Quote the whole listing exactly. Leave the pictures out of your copy.

BEGIN

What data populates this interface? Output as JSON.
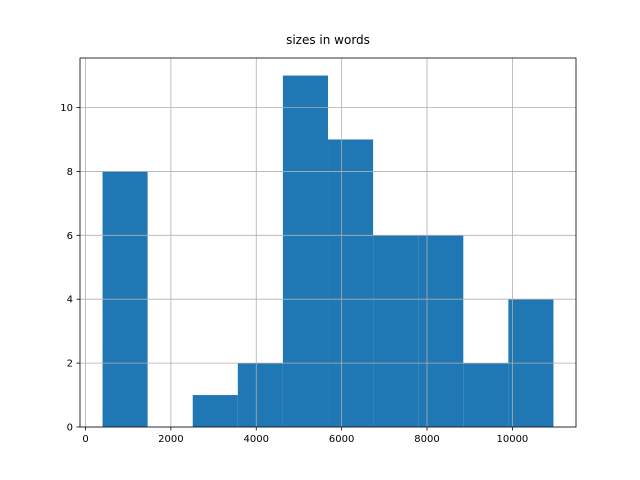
{
  "chart_data": {
    "type": "histogram",
    "title": "sizes in words",
    "bins": [
      399,
      1455,
      2512,
      3568,
      4624,
      5681,
      6737,
      7793,
      8850,
      9906,
      10962
    ],
    "values": [
      8,
      0,
      1,
      2,
      11,
      9,
      6,
      6,
      2,
      4
    ],
    "color": "#1f77b4",
    "xlim": [
      -129,
      11490
    ],
    "xticks": [
      0,
      2000,
      4000,
      6000,
      8000,
      10000
    ],
    "ylim": [
      0,
      11.55
    ],
    "yticks": [
      0,
      2,
      4,
      6,
      8,
      10
    ],
    "grid": true
  }
}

END

Correct response
What data populates this interface? Output as JSON.
{
  "chart_data": {
    "type": "histogram",
    "title": "sizes in words",
    "bins": [
      399,
      1455,
      2512,
      3568,
      4624,
      5681,
      6737,
      7793,
      8850,
      9906,
      10962
    ],
    "values": [
      8,
      0,
      1,
      2,
      11,
      9,
      6,
      6,
      2,
      4
    ],
    "color": "#1f77b4",
    "xlim": [
      -129,
      11490
    ],
    "xticks": [
      0,
      2000,
      4000,
      6000,
      8000,
      10000
    ],
    "ylim": [
      0,
      11.55
    ],
    "yticks": [
      0,
      2,
      4,
      6,
      8,
      10
    ],
    "grid": true
  }
}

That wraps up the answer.